Records excerpted from a collection
----------

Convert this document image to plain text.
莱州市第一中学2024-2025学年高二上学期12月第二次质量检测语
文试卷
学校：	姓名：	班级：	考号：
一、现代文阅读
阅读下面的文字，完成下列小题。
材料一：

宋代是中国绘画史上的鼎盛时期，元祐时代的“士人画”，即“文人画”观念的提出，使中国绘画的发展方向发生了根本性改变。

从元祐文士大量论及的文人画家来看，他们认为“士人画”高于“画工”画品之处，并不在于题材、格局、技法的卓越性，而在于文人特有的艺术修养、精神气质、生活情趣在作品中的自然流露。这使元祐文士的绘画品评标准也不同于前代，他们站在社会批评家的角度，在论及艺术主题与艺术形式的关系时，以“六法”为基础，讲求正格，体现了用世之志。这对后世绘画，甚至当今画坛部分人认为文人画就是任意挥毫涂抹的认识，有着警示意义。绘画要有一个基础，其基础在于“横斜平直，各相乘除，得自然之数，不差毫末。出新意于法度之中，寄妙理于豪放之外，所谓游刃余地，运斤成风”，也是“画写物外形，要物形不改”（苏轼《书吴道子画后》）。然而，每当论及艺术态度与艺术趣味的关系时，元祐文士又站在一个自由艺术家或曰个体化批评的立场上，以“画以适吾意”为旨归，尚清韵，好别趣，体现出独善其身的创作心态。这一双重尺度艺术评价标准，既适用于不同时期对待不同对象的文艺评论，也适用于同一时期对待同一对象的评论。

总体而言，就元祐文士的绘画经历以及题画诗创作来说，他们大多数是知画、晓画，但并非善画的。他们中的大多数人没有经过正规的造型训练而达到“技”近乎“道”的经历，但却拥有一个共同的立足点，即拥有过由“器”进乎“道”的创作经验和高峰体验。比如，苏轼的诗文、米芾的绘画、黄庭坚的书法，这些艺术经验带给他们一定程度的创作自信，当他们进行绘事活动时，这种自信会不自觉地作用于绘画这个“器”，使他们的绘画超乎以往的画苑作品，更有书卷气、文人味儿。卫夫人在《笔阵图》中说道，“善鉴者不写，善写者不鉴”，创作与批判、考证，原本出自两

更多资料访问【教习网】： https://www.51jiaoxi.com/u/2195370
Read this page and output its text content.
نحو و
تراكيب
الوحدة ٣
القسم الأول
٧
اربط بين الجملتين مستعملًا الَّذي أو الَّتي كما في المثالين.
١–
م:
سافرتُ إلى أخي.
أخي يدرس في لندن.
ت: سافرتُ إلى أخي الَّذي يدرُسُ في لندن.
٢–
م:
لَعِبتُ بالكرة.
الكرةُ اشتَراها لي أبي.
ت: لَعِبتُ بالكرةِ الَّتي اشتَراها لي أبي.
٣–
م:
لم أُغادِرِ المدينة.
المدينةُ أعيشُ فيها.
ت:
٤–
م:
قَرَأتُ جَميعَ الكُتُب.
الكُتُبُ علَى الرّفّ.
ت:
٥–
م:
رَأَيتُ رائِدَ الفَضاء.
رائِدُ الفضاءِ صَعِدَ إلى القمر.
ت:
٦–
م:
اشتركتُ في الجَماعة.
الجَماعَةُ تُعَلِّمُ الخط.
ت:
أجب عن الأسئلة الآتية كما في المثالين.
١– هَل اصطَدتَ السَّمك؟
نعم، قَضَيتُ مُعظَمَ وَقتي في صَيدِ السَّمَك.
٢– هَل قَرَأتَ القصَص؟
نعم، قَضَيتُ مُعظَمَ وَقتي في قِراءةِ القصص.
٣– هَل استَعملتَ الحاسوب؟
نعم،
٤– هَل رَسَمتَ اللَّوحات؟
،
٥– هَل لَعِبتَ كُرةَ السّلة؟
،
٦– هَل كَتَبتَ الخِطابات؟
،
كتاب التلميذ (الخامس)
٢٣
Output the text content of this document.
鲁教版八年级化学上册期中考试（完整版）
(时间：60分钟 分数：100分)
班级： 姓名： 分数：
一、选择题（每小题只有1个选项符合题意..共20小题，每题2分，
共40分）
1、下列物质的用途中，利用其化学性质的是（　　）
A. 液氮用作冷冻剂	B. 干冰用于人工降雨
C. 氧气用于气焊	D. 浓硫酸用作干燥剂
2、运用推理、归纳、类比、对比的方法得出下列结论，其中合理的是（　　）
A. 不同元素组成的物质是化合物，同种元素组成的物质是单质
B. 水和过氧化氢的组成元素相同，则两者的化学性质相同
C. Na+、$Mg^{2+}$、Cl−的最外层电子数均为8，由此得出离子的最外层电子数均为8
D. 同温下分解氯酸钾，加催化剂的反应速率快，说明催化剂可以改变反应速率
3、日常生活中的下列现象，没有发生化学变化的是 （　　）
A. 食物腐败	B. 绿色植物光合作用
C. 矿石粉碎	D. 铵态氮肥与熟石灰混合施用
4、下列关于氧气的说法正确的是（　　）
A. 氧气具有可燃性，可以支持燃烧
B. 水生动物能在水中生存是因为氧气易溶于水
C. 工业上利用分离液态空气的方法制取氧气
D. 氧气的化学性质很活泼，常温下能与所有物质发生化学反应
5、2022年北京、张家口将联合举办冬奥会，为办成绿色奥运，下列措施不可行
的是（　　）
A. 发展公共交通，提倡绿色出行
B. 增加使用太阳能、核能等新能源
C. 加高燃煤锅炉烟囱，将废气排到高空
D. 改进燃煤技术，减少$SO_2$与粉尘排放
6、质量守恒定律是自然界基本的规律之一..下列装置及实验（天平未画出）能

----------

Identify each line of the material where the word "لندن" shows up, and copy it.

أخي يدرس في لندن.
ت: سافرتُ إلى أخي الَّذي يدرُسُ في لندن.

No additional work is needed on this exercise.